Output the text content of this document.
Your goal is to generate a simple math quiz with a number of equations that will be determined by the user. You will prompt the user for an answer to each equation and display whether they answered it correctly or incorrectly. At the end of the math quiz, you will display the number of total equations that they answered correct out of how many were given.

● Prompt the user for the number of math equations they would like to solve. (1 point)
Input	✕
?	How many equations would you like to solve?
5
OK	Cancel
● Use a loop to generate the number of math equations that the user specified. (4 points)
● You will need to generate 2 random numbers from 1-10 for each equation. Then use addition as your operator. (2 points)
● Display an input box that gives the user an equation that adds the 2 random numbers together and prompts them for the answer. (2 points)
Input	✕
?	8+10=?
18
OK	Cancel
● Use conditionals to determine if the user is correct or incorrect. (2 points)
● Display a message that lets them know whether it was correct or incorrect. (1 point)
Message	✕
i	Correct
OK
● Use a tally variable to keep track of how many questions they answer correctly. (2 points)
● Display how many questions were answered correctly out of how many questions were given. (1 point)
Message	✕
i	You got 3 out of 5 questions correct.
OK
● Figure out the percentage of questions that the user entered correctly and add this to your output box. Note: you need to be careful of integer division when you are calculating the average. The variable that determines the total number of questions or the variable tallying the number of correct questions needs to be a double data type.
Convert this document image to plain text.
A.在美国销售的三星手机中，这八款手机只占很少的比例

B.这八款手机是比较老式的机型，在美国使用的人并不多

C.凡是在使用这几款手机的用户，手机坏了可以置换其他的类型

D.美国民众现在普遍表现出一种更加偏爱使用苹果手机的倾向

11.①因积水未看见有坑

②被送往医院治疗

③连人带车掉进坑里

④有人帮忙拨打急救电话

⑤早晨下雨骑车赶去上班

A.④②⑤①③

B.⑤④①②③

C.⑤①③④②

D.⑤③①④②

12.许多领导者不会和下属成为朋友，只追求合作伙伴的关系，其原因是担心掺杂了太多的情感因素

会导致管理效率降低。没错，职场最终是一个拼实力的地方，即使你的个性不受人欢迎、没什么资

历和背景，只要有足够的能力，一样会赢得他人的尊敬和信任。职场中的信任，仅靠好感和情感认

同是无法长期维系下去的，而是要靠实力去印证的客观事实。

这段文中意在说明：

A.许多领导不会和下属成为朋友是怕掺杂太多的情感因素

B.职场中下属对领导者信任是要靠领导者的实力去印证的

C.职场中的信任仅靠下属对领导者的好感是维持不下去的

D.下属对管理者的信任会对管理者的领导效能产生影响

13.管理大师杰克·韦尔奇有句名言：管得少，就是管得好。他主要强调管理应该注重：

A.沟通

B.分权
····················
__TASK OBJECTIVE__: Copy each line of the listing that holds the word "random".

__FINISHED TASK__:
● You will need to generate 2 random numbers from 1-10 for each equation. Then use addition as your operator. (2 points)
● Display an input box that gives the user an equation that adds the 2 random numbers together and prompts them for the answer. (2 points)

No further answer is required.